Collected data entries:
========================================================================
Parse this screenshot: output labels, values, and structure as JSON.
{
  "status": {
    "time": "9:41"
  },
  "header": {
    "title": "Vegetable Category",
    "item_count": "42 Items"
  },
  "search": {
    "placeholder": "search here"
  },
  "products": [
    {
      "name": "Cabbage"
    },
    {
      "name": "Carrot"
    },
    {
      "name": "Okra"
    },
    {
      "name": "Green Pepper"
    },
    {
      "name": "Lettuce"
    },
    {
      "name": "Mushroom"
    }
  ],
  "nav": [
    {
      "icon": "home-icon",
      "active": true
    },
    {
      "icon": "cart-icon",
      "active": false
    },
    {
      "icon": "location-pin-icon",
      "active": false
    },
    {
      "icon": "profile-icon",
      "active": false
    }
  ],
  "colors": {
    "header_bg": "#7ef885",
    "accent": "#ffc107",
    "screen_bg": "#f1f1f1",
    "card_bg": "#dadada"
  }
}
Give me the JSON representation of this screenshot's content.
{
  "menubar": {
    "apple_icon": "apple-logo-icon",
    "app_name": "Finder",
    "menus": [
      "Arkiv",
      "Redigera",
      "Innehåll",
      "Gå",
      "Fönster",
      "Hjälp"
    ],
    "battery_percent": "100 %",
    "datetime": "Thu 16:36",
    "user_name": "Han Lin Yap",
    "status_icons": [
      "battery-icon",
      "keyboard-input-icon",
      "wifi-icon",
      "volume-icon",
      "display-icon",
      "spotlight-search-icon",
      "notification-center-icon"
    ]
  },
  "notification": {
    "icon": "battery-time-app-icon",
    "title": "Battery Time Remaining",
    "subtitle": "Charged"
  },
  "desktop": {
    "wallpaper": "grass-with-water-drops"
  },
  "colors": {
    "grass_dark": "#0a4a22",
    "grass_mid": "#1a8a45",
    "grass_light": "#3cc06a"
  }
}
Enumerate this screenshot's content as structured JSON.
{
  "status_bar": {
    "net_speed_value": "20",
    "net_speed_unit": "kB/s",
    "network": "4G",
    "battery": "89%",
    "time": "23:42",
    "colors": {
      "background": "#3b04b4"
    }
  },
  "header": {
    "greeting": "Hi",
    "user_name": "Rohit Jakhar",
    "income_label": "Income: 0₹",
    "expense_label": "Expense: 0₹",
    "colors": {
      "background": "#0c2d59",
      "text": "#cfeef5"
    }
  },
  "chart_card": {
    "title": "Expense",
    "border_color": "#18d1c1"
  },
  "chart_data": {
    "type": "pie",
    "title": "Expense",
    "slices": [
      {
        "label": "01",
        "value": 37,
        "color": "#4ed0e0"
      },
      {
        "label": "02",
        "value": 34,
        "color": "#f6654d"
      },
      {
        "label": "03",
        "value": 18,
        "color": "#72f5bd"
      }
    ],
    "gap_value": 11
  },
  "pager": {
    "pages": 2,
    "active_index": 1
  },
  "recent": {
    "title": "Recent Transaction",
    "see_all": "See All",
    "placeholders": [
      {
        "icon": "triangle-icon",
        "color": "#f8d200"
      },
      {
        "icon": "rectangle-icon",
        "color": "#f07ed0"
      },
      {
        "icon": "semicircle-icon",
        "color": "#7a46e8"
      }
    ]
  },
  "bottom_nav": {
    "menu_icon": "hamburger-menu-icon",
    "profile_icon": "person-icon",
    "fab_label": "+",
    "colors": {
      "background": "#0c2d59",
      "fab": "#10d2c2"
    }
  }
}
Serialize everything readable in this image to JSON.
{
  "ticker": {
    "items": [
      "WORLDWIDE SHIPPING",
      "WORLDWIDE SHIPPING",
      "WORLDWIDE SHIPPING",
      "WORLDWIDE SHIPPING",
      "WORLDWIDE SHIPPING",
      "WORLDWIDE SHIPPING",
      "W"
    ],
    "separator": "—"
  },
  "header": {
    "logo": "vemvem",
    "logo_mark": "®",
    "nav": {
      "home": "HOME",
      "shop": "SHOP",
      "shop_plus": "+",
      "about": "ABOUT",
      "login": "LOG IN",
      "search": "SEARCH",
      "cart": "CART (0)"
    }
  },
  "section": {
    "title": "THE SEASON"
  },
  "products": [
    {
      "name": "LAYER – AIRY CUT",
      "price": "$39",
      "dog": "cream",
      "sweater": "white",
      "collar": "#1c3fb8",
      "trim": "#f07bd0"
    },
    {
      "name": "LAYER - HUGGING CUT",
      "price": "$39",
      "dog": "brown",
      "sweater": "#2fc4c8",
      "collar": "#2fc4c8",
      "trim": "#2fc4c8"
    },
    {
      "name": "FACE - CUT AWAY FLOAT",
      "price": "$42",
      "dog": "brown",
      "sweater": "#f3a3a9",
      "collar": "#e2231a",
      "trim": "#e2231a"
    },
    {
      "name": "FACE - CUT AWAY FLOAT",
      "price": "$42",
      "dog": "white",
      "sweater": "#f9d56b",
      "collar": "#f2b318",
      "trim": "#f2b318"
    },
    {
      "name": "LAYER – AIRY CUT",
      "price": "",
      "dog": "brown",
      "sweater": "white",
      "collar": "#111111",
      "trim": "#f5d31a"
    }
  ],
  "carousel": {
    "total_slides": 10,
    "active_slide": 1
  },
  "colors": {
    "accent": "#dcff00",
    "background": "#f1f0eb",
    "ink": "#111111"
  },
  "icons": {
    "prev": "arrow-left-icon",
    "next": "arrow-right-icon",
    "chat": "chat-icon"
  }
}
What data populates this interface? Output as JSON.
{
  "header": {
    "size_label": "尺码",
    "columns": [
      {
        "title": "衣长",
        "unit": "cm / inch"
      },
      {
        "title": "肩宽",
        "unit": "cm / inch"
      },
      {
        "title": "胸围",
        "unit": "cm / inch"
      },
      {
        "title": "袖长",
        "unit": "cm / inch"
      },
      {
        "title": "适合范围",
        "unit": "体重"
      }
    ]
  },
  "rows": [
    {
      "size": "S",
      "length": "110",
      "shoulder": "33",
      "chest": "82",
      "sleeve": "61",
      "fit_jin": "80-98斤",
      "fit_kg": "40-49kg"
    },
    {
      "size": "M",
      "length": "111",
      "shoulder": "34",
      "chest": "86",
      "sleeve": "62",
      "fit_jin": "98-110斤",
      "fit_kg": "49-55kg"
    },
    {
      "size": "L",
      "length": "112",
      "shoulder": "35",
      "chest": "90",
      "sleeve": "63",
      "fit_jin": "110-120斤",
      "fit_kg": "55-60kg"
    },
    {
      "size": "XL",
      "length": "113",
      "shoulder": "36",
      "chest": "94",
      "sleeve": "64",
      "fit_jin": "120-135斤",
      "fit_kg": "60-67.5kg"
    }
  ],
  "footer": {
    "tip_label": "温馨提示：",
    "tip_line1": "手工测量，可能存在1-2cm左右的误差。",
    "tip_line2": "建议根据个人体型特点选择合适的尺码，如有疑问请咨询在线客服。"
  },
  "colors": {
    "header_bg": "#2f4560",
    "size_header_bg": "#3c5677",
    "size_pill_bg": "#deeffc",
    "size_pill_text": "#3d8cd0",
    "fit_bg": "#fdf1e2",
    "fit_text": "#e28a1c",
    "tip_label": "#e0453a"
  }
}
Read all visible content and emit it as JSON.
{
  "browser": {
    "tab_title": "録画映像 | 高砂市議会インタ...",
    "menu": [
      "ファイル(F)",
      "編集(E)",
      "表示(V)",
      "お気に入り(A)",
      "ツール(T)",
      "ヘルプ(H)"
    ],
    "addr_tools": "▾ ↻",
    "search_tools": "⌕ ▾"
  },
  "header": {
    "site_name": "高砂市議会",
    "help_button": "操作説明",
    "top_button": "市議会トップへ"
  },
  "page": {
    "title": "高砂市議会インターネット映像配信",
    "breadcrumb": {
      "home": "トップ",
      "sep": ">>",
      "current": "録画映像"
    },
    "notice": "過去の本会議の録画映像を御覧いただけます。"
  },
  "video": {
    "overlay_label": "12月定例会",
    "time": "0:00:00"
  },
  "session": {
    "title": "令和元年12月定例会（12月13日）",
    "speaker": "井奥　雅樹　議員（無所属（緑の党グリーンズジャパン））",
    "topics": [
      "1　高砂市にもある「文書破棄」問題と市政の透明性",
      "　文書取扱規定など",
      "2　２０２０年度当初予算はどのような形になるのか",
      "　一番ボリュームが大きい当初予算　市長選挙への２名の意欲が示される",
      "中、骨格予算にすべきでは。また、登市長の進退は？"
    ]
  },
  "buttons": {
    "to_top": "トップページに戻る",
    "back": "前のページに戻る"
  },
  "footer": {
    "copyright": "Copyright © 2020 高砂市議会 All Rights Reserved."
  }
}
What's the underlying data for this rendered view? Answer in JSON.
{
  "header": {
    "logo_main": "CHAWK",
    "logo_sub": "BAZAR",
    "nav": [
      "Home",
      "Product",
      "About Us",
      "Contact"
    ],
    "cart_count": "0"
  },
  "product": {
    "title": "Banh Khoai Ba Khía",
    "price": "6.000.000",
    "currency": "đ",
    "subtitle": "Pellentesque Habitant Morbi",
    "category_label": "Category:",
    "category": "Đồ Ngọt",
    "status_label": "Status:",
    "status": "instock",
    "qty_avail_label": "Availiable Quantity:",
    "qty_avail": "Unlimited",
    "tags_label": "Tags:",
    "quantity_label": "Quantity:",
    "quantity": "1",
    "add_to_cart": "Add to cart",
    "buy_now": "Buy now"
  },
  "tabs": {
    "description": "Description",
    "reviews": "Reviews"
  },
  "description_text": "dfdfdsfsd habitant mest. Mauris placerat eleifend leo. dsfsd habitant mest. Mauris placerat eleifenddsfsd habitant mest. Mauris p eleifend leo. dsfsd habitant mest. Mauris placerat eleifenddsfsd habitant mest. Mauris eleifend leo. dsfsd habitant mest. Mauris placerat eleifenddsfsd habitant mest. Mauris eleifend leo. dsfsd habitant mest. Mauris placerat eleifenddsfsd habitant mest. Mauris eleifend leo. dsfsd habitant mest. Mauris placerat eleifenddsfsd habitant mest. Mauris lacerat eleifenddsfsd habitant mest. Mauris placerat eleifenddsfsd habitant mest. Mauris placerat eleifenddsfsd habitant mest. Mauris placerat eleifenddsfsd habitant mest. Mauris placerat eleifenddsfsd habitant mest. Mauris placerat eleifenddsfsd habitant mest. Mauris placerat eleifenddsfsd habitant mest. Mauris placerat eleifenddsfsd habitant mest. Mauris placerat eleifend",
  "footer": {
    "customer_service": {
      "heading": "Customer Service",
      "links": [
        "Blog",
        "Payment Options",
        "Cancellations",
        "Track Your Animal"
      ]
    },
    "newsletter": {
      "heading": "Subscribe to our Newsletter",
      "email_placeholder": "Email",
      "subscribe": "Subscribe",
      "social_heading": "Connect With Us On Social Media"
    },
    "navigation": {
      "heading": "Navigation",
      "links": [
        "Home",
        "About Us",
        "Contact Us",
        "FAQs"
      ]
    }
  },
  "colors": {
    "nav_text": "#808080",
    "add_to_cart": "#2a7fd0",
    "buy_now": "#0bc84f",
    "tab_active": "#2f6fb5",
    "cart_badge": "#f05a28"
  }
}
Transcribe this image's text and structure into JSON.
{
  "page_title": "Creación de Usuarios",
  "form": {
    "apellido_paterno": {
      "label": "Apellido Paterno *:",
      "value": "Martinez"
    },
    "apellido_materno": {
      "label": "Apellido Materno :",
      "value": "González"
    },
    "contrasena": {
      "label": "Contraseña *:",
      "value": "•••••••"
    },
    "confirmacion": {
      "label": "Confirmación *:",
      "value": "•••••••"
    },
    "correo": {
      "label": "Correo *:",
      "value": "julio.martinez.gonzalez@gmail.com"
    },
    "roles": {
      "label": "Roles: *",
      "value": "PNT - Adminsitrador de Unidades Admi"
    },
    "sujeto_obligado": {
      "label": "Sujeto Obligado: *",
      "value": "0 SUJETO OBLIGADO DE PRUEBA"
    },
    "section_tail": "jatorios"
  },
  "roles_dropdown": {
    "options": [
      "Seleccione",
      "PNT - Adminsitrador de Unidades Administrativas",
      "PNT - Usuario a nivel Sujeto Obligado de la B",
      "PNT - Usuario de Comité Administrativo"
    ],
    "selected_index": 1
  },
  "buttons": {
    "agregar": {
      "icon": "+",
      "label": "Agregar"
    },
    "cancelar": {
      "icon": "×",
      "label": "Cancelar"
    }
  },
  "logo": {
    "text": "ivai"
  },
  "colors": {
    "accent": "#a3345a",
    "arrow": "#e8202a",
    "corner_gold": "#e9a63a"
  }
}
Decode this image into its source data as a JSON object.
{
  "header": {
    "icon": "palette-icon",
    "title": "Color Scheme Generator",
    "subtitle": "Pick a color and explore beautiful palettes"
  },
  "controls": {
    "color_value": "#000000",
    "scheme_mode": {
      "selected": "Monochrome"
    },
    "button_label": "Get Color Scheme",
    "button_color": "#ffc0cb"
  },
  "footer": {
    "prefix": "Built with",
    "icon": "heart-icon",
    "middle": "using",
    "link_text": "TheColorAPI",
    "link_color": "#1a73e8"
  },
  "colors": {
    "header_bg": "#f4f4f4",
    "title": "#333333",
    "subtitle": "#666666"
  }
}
========================================================================
◆ OBJECTIVE ◆
Only those lines running from the one containing "Decode this image" through the last line of the data above are to be copied, exactly, with both ends included.

◆ EXERCISE SOLUTION ◆
Decode this image into its source data as a JSON object.
{
  "header": {
    "icon": "palette-icon",
    "title": "Color Scheme Generator",
    "subtitle": "Pick a color and explore beautiful palettes"
  },
  "controls": {
    "color_value": "#000000",
    "scheme_mode": {
      "selected": "Monochrome"
    },
    "button_label": "Get Color Scheme",
    "button_color": "#ffc0cb"
  },
  "footer": {
    "prefix": "Built with",
    "icon": "heart-icon",
    "middle": "using",
    "link_text": "TheColorAPI",
    "link_color": "#1a73e8"
  },
  "colors": {
    "header_bg": "#f4f4f4",
    "title": "#333333",
    "subtitle": "#666666"
  }
}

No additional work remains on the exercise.